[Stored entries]
____

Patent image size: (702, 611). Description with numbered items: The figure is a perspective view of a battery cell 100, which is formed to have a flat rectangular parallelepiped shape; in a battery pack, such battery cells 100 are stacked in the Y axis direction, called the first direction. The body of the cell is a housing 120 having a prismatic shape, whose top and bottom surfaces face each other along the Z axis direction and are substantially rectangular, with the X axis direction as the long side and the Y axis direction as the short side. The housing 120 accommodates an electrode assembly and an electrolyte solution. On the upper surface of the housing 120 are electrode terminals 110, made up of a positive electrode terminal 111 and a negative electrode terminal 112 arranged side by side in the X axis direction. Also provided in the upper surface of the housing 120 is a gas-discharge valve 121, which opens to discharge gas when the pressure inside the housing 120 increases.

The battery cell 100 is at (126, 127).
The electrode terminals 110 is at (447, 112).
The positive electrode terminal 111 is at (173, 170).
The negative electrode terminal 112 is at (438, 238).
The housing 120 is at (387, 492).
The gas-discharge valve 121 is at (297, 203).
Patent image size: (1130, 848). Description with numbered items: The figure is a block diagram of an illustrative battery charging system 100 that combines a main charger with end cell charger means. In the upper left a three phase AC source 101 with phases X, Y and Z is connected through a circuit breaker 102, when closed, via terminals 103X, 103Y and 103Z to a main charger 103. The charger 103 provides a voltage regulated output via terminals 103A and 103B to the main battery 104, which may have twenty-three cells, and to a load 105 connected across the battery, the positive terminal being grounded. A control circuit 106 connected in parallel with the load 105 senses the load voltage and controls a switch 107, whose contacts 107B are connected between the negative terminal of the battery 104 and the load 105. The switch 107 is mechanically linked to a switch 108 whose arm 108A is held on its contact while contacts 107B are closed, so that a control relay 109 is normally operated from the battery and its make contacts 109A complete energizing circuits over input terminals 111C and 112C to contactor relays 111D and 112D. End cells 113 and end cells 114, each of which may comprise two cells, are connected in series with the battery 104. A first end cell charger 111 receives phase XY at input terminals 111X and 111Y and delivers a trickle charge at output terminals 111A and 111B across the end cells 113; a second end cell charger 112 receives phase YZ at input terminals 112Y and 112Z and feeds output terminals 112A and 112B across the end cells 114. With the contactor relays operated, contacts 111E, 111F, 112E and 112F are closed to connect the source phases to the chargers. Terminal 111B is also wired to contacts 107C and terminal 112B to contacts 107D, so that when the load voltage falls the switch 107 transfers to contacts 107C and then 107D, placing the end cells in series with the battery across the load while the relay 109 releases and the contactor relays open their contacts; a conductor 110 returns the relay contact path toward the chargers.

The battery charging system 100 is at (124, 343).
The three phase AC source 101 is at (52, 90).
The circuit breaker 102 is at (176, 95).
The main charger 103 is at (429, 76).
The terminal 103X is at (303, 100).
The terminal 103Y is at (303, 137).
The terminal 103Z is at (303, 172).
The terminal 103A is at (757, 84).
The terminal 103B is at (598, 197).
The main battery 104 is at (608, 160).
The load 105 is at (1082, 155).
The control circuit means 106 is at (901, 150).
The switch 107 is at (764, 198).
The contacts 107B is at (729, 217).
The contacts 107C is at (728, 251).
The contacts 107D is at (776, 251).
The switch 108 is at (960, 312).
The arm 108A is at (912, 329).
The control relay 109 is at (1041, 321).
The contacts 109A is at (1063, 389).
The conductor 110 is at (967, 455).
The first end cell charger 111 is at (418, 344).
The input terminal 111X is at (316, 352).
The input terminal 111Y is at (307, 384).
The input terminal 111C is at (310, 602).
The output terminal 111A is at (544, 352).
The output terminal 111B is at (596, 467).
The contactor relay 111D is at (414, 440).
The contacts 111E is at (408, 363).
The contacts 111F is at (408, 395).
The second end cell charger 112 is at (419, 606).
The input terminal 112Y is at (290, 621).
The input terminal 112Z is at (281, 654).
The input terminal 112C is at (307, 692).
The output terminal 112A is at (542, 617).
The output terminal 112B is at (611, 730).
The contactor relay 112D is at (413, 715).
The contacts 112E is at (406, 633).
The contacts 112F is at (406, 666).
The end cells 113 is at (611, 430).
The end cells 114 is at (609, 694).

____

_Your objective_
A full, exact copy of the entries is required. Return it.

_Exercise answer_
Patent image size: (702, 611). Description with numbered items: The figure is a perspective view of a battery cell 100, which is formed to have a flat rectangular parallelepiped shape; in a battery pack, such battery cells 100 are stacked in the Y axis direction, called the first direction. The body of the cell is a housing 120 having a prismatic shape, whose top and bottom surfaces face each other along the Z axis direction and are substantially rectangular, with the X axis direction as the long side and the Y axis direction as the short side. The housing 120 accommodates an electrode assembly and an electrolyte solution. On the upper surface of the housing 120 are electrode terminals 110, made up of a positive electrode terminal 111 and a negative electrode terminal 112 arranged side by side in the X axis direction. Also provided in the upper surface of the housing 120 is a gas-discharge valve 121, which opens to discharge gas when the pressure inside the housing 120 increases.

The battery cell 100 is at (126, 127).
The electrode terminals 110 is at (447, 112).
The positive electrode terminal 111 is at (173, 170).
The negative electrode terminal 112 is at (438, 238).
The housing 120 is at (387, 492).
The gas-discharge valve 121 is at (297, 203).
Patent image size: (1130, 848). Description with numbered items: The figure is a block diagram of an illustrative battery charging system 100 that combines a main charger with end cell charger means. In the upper left a three phase AC source 101 with phases X, Y and Z is connected through a circuit breaker 102, when closed, via terminals 103X, 103Y and 103Z to a main charger 103. The charger 103 provides a voltage regulated output via terminals 103A and 103B to the main battery 104, which may have twenty-three cells, and to a load 105 connected across the battery, the positive terminal being grounded. A control circuit 106 connected in parallel with the load 105 senses the load voltage and controls a switch 107, whose contacts 107B are connected between the negative terminal of the battery 104 and the load 105. The switch 107 is mechanically linked to a switch 108 whose arm 108A is held on its contact while contacts 107B are closed, so that a control relay 109 is normally operated from the battery and its make contacts 109A complete energizing circuits over input terminals 111C and 112C to contactor relays 111D and 112D. End cells 113 and end cells 114, each of which may comprise two cells, are connected in series with the battery 104. A first end cell charger 111 receives phase XY at input terminals 111X and 111Y and delivers a trickle charge at output terminals 111A and 111B across the end cells 113; a second end cell charger 112 receives phase YZ at input terminals 112Y and 112Z and feeds output terminals 112A and 112B across the end cells 114. With the contactor relays operated, contacts 111E, 111F, 112E and 112F are closed to connect the source phases to the chargers. Terminal 111B is also wired to contacts 107C and terminal 112B to contacts 107D, so that when the load voltage falls the switch 107 transfers to contacts 107C and then 107D, placing the end cells in series with the battery across the load while the relay 109 releases and the contactor relays open their contacts; a conductor 110 returns the relay contact path toward the chargers.

The battery charging system 100 is at (124, 343).
The three phase AC source 101 is at (52, 90).
The circuit breaker 102 is at (176, 95).
The main charger 103 is at (429, 76).
The terminal 103X is at (303, 100).
The terminal 103Y is at (303, 137).
The terminal 103Z is at (303, 172).
The terminal 103A is at (757, 84).
The terminal 103B is at (598, 197).
The main battery 104 is at (608, 160).
The load 105 is at (1082, 155).
The control circuit means 106 is at (901, 150).
The switch 107 is at (764, 198).
The contacts 107B is at (729, 217).
The contacts 107C is at (728, 251).
The contacts 107D is at (776, 251).
The switch 108 is at (960, 312).
The arm 108A is at (912, 329).
The control relay 109 is at (1041, 321).
The contacts 109A is at (1063, 389).
The conductor 110 is at (967, 455).
The first end cell charger 111 is at (418, 344).
The input terminal 111X is at (316, 352).
The input terminal 111Y is at (307, 384).
The input terminal 111C is at (310, 602).
The output terminal 111A is at (544, 352).
The output terminal 111B is at (596, 467).
The contactor relay 111D is at (414, 440).
The contacts 111E is at (408, 363).
The contacts 111F is at (408, 395).
The second end cell charger 112 is at (419, 606).
The input terminal 112Y is at (290, 621).
The input terminal 112Z is at (281, 654).
The input terminal 112C is at (307, 692).
The output terminal 112A is at (542, 617).
The output terminal 112B is at (611, 730).
The contactor relay 112D is at (413, 715).
The contacts 112E is at (406, 633).
The contacts 112F is at (406, 666).
The end cells 113 is at (611, 430).
The end cells 114 is at (609, 694).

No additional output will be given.